- _Required work_: Extract all lines in the data that contain the word "warehouse".

- _Information shown_:
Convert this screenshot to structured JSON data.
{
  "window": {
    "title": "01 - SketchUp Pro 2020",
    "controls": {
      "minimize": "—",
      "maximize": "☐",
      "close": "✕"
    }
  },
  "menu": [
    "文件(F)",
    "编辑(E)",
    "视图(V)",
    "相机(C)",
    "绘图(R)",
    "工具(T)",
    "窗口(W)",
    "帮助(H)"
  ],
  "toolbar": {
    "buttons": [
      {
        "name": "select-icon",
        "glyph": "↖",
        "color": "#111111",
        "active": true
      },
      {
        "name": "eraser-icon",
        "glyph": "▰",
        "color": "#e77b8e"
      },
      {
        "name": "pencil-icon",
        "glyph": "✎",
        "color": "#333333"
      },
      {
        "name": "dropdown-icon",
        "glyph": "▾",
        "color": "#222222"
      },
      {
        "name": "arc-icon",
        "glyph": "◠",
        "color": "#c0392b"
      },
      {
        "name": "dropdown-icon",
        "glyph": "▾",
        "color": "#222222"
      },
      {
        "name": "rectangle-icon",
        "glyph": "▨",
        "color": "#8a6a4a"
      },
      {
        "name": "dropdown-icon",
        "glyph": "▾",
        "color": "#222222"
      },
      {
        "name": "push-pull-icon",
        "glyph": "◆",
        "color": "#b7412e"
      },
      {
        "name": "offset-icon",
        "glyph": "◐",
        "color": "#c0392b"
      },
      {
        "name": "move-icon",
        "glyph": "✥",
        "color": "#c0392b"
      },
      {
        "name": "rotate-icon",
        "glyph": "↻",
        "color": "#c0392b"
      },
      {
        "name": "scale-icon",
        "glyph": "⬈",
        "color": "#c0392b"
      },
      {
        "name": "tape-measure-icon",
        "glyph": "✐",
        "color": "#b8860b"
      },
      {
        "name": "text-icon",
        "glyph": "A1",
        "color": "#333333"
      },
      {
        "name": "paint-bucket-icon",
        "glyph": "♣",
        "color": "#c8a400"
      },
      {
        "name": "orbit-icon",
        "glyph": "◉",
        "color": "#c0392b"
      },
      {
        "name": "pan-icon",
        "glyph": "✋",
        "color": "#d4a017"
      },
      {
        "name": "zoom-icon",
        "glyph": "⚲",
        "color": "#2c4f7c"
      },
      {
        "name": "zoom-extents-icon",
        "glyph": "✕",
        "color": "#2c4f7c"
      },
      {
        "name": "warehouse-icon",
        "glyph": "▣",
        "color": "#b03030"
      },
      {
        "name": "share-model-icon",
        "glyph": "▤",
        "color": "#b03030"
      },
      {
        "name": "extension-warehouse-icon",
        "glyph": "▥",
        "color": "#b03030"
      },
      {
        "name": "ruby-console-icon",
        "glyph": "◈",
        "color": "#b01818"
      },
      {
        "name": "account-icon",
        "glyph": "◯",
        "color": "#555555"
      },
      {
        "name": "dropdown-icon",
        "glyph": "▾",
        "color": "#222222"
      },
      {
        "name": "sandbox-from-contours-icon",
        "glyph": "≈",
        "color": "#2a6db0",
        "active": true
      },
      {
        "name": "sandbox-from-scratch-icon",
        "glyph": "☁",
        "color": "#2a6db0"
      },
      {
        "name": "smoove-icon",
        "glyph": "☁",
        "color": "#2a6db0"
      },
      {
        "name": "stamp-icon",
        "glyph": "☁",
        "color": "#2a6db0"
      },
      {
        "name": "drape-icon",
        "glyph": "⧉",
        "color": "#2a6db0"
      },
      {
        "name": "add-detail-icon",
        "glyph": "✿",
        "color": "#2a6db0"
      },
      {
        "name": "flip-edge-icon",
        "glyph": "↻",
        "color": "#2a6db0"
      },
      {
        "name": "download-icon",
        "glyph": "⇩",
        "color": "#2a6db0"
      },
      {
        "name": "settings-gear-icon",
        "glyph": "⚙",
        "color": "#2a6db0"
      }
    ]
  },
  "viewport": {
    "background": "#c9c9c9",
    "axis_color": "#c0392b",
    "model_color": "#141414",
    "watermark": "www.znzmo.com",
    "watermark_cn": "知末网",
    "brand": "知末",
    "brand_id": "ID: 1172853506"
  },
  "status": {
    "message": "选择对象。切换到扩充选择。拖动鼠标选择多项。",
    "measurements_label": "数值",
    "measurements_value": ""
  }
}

- _Full response_:
        "name": "warehouse-icon",
        "name": "extension-warehouse-icon",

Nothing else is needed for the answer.